### PROBLEM TO SOLVE
Every entry below must be repeated exactly; skip the pictures.

### SUPPLIED MATERIAL
>> Start

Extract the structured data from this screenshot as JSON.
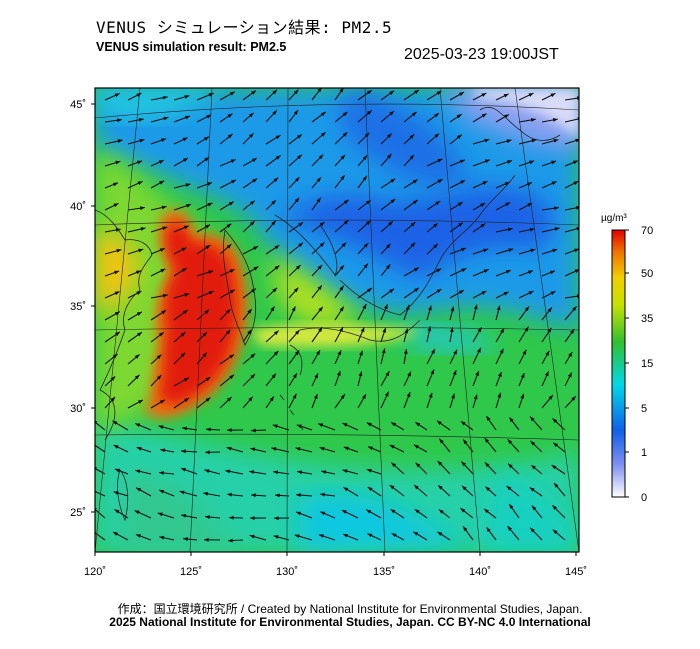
{
  "header": {
    "title_jp": "VENUS シミュレーション結果: PM2.5",
    "title_en": "VENUS simulation result: PM2.5",
    "timestamp": "2025-03-23 19:00JST"
  },
  "map": {
    "lon_range": [
      120,
      145
    ],
    "lat_range": [
      23,
      46
    ],
    "lon_ticks": [
      "120˚",
      "125˚",
      "130˚",
      "135˚",
      "140˚",
      "145˚"
    ],
    "lat_ticks": [
      "45˚",
      "40˚",
      "35˚",
      "30˚",
      "25˚"
    ],
    "high_concentration_region": "Yellow Sea / East China Sea (red, >50 µg/m³)",
    "wind_vectors": "shown"
  },
  "colorbar": {
    "unit": "µg/m³",
    "labels": [
      "70",
      "50",
      "35",
      "15",
      "5",
      "1",
      "0"
    ],
    "colors": [
      "#e00000",
      "#f07000",
      "#f0d000",
      "#30c030",
      "#00d8e8",
      "#1060e8",
      "#8090f0",
      "#ffffff"
    ]
  },
  "footer": {
    "credit": "作成：国立環境研究所 / Created by National Institute for Environmental Studies, Japan.",
    "license": "2025 National Institute for Environmental Studies, Japan. CC BY-NC 4.0 International"
  }
}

>> End

### ANSWER FOR THE TASK
Extract the structured data from this screenshot as JSON.
{
  "header": {
    "title_jp": "VENUS シミュレーション結果: PM2.5",
    "title_en": "VENUS simulation result: PM2.5",
    "timestamp": "2025-03-23 19:00JST"
  },
  "map": {
    "lon_range": [
      120,
      145
    ],
    "lat_range": [
      23,
      46
    ],
    "lon_ticks": [
      "120˚",
      "125˚",
      "130˚",
      "135˚",
      "140˚",
      "145˚"
    ],
    "lat_ticks": [
      "45˚",
      "40˚",
      "35˚",
      "30˚",
      "25˚"
    ],
    "high_concentration_region": "Yellow Sea / East China Sea (red, >50 µg/m³)",
    "wind_vectors": "shown"
  },
  "colorbar": {
    "unit": "µg/m³",
    "labels": [
      "70",
      "50",
      "35",
      "15",
      "5",
      "1",
      "0"
    ],
    "colors": [
      "#e00000",
      "#f07000",
      "#f0d000",
      "#30c030",
      "#00d8e8",
      "#1060e8",
      "#8090f0",
      "#ffffff"
    ]
  },
  "footer": {
    "credit": "作成：国立環境研究所 / Created by National Institute for Environmental Studies, Japan.",
    "license": "2025 National Institute for Environmental Studies, Japan. CC BY-NC 4.0 International"
  }
}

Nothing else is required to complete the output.